Exercise details
Assemble all lines in which the string "设计意图" appears.

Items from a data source
## Start

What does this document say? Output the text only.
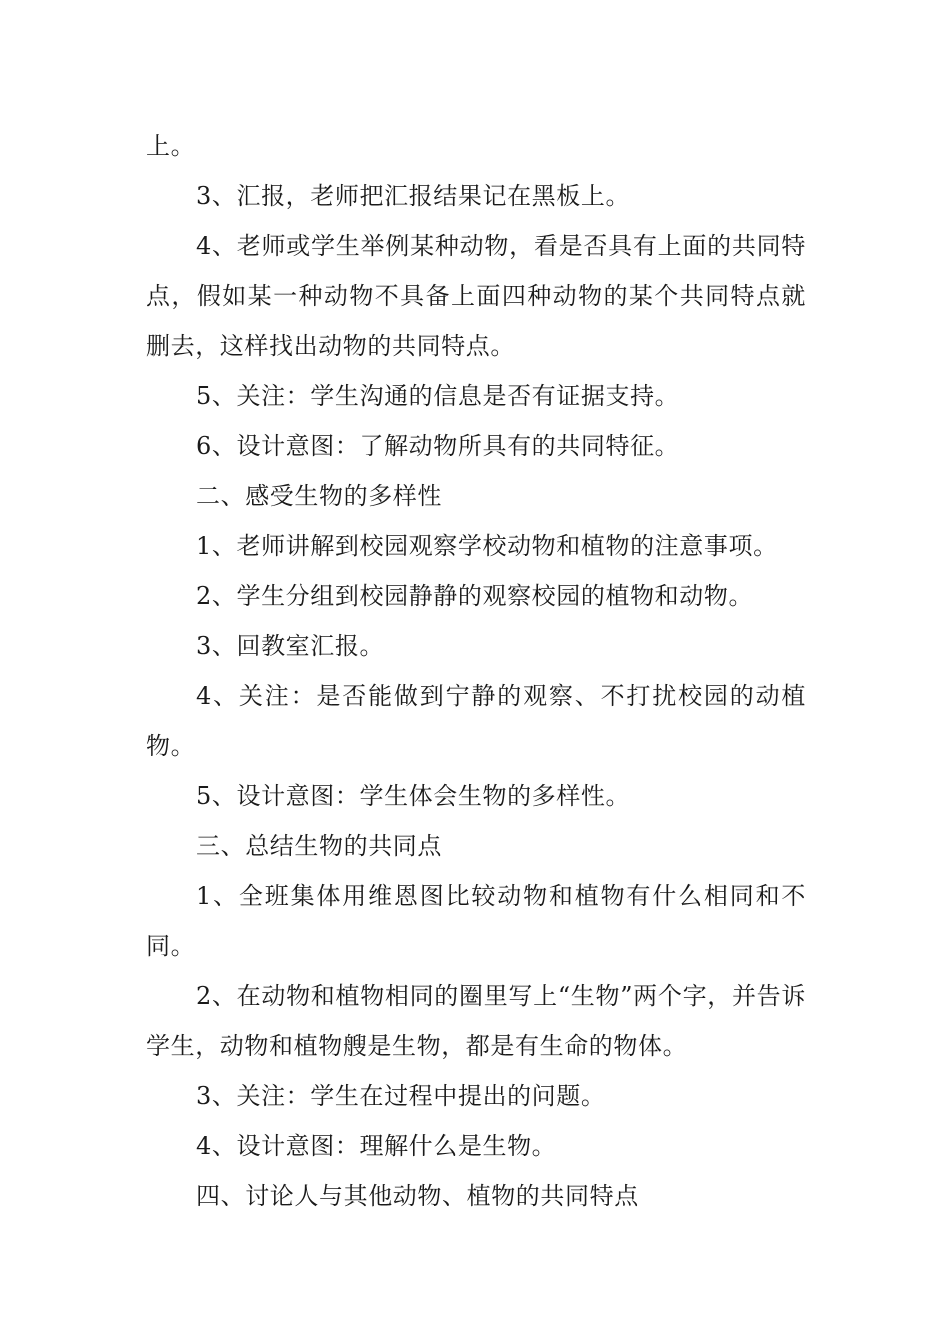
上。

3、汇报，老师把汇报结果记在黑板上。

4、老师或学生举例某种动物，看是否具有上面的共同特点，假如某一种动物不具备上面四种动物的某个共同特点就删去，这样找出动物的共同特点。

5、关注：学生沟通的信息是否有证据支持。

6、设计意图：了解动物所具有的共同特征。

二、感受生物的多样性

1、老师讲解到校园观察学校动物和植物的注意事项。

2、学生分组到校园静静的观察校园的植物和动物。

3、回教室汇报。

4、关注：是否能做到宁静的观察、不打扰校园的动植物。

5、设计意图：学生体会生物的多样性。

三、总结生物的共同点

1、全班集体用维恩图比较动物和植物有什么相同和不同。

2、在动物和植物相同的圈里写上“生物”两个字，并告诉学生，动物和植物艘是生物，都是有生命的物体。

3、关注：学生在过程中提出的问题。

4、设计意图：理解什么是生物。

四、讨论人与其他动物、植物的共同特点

## End

Solution
6、设计意图：了解动物所具有的共同特征。
5、设计意图：学生体会生物的多样性。
4、设计意图：理解什么是生物。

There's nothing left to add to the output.